Exercise data —
··········
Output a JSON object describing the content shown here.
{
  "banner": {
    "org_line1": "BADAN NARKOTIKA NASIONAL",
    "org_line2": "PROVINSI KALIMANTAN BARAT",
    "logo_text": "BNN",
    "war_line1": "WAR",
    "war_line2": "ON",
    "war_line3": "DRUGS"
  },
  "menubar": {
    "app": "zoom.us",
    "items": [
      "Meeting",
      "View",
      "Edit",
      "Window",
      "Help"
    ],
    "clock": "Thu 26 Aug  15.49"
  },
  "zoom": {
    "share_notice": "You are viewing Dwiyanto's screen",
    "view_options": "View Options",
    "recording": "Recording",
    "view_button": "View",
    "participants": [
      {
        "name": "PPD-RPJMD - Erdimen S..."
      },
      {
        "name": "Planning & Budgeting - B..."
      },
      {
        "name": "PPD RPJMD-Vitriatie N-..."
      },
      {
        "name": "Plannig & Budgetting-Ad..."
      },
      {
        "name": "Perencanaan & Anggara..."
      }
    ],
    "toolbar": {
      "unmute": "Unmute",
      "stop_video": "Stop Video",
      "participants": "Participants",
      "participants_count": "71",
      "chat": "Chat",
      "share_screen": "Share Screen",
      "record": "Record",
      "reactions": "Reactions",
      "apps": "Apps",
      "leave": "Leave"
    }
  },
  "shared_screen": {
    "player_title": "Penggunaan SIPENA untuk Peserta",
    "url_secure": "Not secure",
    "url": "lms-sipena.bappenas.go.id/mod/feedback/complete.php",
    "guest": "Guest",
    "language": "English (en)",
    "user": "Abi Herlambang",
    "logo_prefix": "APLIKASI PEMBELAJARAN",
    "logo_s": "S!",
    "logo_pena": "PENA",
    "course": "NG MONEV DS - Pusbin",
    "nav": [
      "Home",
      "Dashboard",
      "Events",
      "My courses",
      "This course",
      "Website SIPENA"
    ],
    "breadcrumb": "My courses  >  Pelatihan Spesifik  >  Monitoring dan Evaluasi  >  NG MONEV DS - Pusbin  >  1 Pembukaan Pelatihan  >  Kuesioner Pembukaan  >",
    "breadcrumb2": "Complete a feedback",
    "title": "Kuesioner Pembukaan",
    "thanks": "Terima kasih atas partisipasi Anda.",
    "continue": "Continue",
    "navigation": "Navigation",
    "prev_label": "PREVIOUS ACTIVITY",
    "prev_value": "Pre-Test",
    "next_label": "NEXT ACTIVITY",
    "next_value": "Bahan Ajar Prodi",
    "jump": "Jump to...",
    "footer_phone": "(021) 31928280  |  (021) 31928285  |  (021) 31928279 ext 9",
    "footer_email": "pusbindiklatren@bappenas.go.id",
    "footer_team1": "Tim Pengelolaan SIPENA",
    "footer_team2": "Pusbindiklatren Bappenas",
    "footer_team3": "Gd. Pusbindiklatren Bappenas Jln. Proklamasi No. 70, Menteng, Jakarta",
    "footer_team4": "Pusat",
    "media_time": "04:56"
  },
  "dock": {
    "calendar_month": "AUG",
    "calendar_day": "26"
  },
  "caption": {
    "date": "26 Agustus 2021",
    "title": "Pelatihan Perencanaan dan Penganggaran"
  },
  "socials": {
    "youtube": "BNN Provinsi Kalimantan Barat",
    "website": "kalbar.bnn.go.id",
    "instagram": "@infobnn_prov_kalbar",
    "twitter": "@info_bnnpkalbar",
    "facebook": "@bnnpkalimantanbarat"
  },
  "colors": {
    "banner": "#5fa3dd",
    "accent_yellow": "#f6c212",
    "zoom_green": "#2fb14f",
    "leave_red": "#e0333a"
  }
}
··········
What you should do — Of the lines above, how many contain the word "Kuesioner"? Provide the number and nothing else.

Correct result — 2